──────── MATERIAL PROVIDED ────────
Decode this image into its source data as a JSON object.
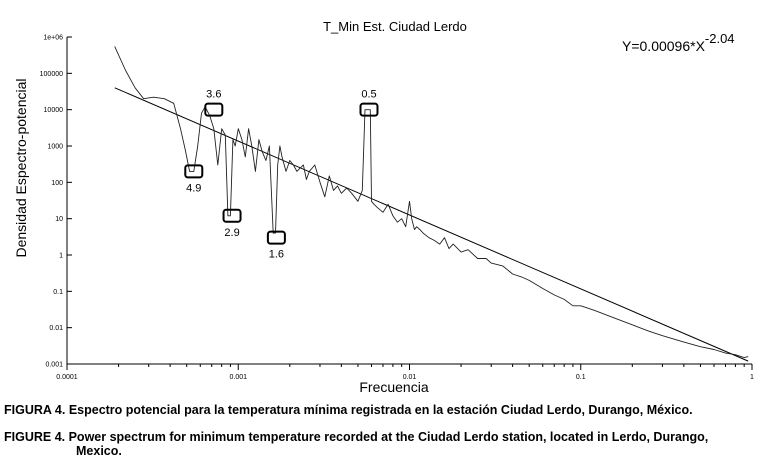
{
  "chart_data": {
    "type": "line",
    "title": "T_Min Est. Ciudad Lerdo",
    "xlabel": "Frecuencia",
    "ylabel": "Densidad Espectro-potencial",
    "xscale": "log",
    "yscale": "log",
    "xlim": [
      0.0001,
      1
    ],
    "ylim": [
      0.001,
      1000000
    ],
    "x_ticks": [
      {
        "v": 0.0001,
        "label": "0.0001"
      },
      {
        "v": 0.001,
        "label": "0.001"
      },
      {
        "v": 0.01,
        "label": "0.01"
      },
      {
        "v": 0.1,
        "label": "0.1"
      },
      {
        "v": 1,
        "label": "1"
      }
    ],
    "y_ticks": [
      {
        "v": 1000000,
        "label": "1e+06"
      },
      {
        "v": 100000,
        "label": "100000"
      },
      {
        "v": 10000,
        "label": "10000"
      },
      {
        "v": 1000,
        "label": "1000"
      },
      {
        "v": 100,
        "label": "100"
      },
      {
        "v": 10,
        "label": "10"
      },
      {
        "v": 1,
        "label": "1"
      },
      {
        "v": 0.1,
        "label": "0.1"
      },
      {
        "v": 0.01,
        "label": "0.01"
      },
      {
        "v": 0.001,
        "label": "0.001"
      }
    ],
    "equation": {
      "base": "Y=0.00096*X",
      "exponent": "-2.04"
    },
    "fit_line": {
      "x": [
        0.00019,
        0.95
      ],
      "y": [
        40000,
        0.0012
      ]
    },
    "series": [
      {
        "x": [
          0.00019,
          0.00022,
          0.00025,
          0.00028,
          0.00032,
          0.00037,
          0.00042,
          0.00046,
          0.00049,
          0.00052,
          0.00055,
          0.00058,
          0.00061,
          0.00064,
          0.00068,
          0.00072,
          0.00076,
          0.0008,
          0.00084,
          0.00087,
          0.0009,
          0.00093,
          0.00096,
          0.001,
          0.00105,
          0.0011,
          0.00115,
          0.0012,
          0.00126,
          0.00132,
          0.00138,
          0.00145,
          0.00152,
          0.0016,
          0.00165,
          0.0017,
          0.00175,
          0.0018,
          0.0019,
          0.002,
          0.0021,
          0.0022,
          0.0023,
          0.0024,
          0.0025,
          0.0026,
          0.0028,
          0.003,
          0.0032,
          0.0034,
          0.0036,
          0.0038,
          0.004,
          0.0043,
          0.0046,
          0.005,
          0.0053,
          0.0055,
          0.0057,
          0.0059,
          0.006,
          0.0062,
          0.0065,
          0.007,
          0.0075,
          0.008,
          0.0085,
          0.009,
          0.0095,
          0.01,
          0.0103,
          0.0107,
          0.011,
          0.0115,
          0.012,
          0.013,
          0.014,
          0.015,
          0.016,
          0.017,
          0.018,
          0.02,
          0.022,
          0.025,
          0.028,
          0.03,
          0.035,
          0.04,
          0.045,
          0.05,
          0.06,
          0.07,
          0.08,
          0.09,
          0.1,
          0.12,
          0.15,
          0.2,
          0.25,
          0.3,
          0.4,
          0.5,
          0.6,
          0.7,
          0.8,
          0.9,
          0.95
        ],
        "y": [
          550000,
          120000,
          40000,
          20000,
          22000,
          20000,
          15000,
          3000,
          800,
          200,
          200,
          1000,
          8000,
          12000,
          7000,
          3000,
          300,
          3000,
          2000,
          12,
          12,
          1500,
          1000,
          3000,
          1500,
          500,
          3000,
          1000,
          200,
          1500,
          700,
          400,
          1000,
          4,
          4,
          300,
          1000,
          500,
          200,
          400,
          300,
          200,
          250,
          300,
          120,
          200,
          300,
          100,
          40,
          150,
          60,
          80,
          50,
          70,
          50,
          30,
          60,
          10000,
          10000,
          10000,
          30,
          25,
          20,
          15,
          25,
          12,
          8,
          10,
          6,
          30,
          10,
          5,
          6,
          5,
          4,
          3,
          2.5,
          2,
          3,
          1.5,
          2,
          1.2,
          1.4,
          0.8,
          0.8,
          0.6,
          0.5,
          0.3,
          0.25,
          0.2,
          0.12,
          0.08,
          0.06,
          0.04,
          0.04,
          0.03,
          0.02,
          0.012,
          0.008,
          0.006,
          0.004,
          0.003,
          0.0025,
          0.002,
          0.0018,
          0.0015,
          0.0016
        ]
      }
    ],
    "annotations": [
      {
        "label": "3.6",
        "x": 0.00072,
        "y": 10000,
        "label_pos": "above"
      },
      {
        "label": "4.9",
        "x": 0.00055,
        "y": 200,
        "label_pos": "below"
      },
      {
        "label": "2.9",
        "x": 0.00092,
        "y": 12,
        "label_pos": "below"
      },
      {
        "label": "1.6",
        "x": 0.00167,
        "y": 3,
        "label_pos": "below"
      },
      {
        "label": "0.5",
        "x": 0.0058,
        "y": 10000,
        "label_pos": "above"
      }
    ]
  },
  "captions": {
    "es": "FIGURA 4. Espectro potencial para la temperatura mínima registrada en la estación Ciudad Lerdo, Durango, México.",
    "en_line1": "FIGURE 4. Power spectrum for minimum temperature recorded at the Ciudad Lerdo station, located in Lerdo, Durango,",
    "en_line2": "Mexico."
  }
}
────────
──────── MATERIAL PROVIDED ────────
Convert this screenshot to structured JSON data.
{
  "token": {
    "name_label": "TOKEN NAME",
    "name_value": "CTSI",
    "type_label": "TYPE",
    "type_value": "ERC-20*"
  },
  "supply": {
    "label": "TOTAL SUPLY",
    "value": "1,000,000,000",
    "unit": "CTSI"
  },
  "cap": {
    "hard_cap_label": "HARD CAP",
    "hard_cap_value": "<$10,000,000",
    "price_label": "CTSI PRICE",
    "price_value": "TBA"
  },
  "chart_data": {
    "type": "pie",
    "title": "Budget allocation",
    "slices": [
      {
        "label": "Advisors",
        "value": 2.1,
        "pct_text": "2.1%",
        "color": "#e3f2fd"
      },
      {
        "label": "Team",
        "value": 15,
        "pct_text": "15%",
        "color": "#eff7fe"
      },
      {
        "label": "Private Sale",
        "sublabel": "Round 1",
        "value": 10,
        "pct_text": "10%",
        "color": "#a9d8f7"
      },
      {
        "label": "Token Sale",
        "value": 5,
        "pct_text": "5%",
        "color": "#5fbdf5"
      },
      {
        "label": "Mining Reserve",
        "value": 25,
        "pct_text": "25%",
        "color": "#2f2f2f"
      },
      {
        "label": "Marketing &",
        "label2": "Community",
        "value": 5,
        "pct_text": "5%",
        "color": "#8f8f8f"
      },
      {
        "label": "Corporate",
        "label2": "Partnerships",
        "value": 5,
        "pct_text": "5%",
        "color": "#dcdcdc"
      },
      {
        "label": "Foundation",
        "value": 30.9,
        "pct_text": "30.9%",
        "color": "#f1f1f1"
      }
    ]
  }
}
────────
DIRECTIONS: Above are the records. Copy every line in them holding "Espectro".

SOLUTION TO THE PROBLEM:
    "ylabel": "Densidad Espectro-potencial",
    "es": "FIGURA 4. Espectro potencial para la temperatura mínima registrada en la estación Ciudad Lerdo, Durango, México.",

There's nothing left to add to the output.